_SET TASK_. Set down each record exactly as written.
━━━━━━
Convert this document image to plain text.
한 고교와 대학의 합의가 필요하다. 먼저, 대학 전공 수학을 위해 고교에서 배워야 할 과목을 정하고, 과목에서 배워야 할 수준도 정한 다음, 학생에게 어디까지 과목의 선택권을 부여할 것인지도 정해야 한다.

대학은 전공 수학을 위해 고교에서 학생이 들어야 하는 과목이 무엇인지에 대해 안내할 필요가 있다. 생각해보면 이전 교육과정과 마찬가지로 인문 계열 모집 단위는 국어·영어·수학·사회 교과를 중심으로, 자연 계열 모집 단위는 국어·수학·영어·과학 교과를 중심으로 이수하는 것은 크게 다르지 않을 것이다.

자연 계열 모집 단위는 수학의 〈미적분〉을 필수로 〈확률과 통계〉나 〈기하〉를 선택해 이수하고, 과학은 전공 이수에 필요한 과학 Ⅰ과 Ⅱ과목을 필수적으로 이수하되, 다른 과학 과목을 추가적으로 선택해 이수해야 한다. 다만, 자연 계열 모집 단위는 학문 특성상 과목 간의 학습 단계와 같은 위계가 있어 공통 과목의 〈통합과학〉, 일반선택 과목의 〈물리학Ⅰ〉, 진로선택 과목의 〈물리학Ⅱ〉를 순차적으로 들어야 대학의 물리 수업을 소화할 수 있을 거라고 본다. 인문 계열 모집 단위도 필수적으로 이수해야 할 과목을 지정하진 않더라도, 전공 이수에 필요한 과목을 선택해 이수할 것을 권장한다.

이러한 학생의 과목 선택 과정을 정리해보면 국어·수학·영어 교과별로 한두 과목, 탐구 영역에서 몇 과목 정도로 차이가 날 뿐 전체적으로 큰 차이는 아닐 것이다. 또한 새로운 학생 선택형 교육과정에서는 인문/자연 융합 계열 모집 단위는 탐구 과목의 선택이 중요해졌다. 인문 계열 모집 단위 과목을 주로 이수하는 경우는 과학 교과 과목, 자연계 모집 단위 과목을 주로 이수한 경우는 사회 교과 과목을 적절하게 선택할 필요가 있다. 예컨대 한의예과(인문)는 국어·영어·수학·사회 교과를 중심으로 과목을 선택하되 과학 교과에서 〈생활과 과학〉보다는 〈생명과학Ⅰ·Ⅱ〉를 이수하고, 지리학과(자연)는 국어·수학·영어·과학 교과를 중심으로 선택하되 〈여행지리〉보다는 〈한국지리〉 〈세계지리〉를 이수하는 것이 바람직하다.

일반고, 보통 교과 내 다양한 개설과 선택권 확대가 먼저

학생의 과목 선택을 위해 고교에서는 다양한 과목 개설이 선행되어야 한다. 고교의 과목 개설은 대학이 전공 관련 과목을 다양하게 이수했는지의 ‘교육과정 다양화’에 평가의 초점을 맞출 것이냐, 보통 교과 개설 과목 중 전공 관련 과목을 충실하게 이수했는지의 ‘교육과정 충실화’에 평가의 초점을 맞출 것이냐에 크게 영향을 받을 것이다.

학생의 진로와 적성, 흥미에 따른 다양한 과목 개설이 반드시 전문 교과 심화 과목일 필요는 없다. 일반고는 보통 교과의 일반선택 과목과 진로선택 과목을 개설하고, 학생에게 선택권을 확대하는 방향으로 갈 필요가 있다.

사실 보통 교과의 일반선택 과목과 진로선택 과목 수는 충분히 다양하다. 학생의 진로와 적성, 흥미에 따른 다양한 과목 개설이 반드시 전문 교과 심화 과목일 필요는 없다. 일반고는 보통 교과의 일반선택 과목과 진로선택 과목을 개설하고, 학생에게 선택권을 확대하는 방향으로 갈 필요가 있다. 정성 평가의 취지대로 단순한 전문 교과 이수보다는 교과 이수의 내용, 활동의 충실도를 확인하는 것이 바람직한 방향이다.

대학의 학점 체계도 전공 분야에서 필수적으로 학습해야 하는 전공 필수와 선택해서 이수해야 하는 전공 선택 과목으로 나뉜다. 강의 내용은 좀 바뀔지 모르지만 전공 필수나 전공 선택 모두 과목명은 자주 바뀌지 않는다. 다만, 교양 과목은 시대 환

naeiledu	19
━━━━━━
_EXPECTED ANSWER_.
Convert this document image to plain text.
한 고교와 대학의 합의가 필요하다. 먼저, 대학 전공 수학을 위해 고교에서 배워야 할 과목을 정하고, 과목에서 배워야 할 수준도 정한 다음, 학생에게 어디까지 과목의 선택권을 부여할 것인지도 정해야 한다.

대학은 전공 수학을 위해 고교에서 학생이 들어야 하는 과목이 무엇인지에 대해 안내할 필요가 있다. 생각해보면 이전 교육과정과 마찬가지로 인문 계열 모집 단위는 국어·영어·수학·사회 교과를 중심으로, 자연 계열 모집 단위는 국어·수학·영어·과학 교과를 중심으로 이수하는 것은 크게 다르지 않을 것이다.

자연 계열 모집 단위는 수학의 〈미적분〉을 필수로 〈확률과 통계〉나 〈기하〉를 선택해 이수하고, 과학은 전공 이수에 필요한 과학 Ⅰ과 Ⅱ과목을 필수적으로 이수하되, 다른 과학 과목을 추가적으로 선택해 이수해야 한다. 다만, 자연 계열 모집 단위는 학문 특성상 과목 간의 학습 단계와 같은 위계가 있어 공통 과목의 〈통합과학〉, 일반선택 과목의 〈물리학Ⅰ〉, 진로선택 과목의 〈물리학Ⅱ〉를 순차적으로 들어야 대학의 물리 수업을 소화할 수 있을 거라고 본다. 인문 계열 모집 단위도 필수적으로 이수해야 할 과목을 지정하진 않더라도, 전공 이수에 필요한 과목을 선택해 이수할 것을 권장한다.

이러한 학생의 과목 선택 과정을 정리해보면 국어·수학·영어 교과별로 한두 과목, 탐구 영역에서 몇 과목 정도로 차이가 날 뿐 전체적으로 큰 차이는 아닐 것이다. 또한 새로운 학생 선택형 교육과정에서는 인문/자연 융합 계열 모집 단위는 탐구 과목의 선택이 중요해졌다. 인문 계열 모집 단위 과목을 주로 이수하는 경우는 과학 교과 과목, 자연계 모집 단위 과목을 주로 이수한 경우는 사회 교과 과목을 적절하게 선택할 필요가 있다. 예컨대 한의예과(인문)는 국어·영어·수학·사회 교과를 중심으로 과목을 선택하되 과학 교과에서 〈생활과 과학〉보다는 〈생명과학Ⅰ·Ⅱ〉를 이수하고, 지리학과(자연)는 국어·수학·영어·과학 교과를 중심으로 선택하되 〈여행지리〉보다는 〈한국지리〉 〈세계지리〉를 이수하는 것이 바람직하다.

일반고, 보통 교과 내 다양한 개설과 선택권 확대가 먼저

학생의 과목 선택을 위해 고교에서는 다양한 과목 개설이 선행되어야 한다. 고교의 과목 개설은 대학이 전공 관련 과목을 다양하게 이수했는지의 ‘교육과정 다양화’에 평가의 초점을 맞출 것이냐, 보통 교과 개설 과목 중 전공 관련 과목을 충실하게 이수했는지의 ‘교육과정 충실화’에 평가의 초점을 맞출 것이냐에 크게 영향을 받을 것이다.

학생의 진로와 적성, 흥미에 따른 다양한 과목 개설이 반드시 전문 교과 심화 과목일 필요는 없다. 일반고는 보통 교과의 일반선택 과목과 진로선택 과목을 개설하고, 학생에게 선택권을 확대하는 방향으로 갈 필요가 있다.

사실 보통 교과의 일반선택 과목과 진로선택 과목 수는 충분히 다양하다. 학생의 진로와 적성, 흥미에 따른 다양한 과목 개설이 반드시 전문 교과 심화 과목일 필요는 없다. 일반고는 보통 교과의 일반선택 과목과 진로선택 과목을 개설하고, 학생에게 선택권을 확대하는 방향으로 갈 필요가 있다. 정성 평가의 취지대로 단순한 전문 교과 이수보다는 교과 이수의 내용, 활동의 충실도를 확인하는 것이 바람직한 방향이다.

대학의 학점 체계도 전공 분야에서 필수적으로 학습해야 하는 전공 필수와 선택해서 이수해야 하는 전공 선택 과목으로 나뉜다. 강의 내용은 좀 바뀔지 모르지만 전공 필수나 전공 선택 모두 과목명은 자주 바뀌지 않는다. 다만, 교양 과목은 시대 환

naeiledu	19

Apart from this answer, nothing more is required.